> _OBJECTIVE_
Reproduce the complete listing without any deviation.

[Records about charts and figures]
<<<<
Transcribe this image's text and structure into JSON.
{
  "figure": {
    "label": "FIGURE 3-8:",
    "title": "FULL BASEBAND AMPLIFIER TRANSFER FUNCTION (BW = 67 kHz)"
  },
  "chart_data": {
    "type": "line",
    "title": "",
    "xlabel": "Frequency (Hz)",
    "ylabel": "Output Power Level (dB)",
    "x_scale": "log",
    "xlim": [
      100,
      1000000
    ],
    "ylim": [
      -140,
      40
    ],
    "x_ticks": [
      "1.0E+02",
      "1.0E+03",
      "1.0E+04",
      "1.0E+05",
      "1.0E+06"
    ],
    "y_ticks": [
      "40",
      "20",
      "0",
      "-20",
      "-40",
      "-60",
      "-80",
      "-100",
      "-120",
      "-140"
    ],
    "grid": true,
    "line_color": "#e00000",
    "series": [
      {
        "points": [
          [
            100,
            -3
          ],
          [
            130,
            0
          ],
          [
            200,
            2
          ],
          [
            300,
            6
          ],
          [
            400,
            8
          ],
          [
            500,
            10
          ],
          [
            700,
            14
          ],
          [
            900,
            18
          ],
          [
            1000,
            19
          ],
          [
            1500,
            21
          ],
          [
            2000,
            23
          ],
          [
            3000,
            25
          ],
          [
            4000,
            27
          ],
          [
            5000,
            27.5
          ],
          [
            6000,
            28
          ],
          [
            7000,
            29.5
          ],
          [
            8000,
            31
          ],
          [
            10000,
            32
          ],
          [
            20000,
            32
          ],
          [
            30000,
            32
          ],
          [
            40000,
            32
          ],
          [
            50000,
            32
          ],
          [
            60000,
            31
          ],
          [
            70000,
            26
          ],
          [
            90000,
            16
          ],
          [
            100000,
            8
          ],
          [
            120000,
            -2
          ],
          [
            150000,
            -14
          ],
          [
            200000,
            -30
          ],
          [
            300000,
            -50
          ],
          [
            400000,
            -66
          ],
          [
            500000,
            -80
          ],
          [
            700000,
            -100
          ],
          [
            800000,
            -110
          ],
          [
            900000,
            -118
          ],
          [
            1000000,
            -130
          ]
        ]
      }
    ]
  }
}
>>>>
> _COMPLETED EXERCISE_
Transcribe this image's text and structure into JSON.
{
  "figure": {
    "label": "FIGURE 3-8:",
    "title": "FULL BASEBAND AMPLIFIER TRANSFER FUNCTION (BW = 67 kHz)"
  },
  "chart_data": {
    "type": "line",
    "title": "",
    "xlabel": "Frequency (Hz)",
    "ylabel": "Output Power Level (dB)",
    "x_scale": "log",
    "xlim": [
      100,
      1000000
    ],
    "ylim": [
      -140,
      40
    ],
    "x_ticks": [
      "1.0E+02",
      "1.0E+03",
      "1.0E+04",
      "1.0E+05",
      "1.0E+06"
    ],
    "y_ticks": [
      "40",
      "20",
      "0",
      "-20",
      "-40",
      "-60",
      "-80",
      "-100",
      "-120",
      "-140"
    ],
    "grid": true,
    "line_color": "#e00000",
    "series": [
      {
        "points": [
          [
            100,
            -3
          ],
          [
            130,
            0
          ],
          [
            200,
            2
          ],
          [
            300,
            6
          ],
          [
            400,
            8
          ],
          [
            500,
            10
          ],
          [
            700,
            14
          ],
          [
            900,
            18
          ],
          [
            1000,
            19
          ],
          [
            1500,
            21
          ],
          [
            2000,
            23
          ],
          [
            3000,
            25
          ],
          [
            4000,
            27
          ],
          [
            5000,
            27.5
          ],
          [
            6000,
            28
          ],
          [
            7000,
            29.5
          ],
          [
            8000,
            31
          ],
          [
            10000,
            32
          ],
          [
            20000,
            32
          ],
          [
            30000,
            32
          ],
          [
            40000,
            32
          ],
          [
            50000,
            32
          ],
          [
            60000,
            31
          ],
          [
            70000,
            26
          ],
          [
            90000,
            16
          ],
          [
            100000,
            8
          ],
          [
            120000,
            -2
          ],
          [
            150000,
            -14
          ],
          [
            200000,
            -30
          ],
          [
            300000,
            -50
          ],
          [
            400000,
            -66
          ],
          [
            500000,
            -80
          ],
          [
            700000,
            -100
          ],
          [
            800000,
            -110
          ],
          [
            900000,
            -118
          ],
          [
            1000000,
            -130
          ]
        ]
      }
    ]
  }
}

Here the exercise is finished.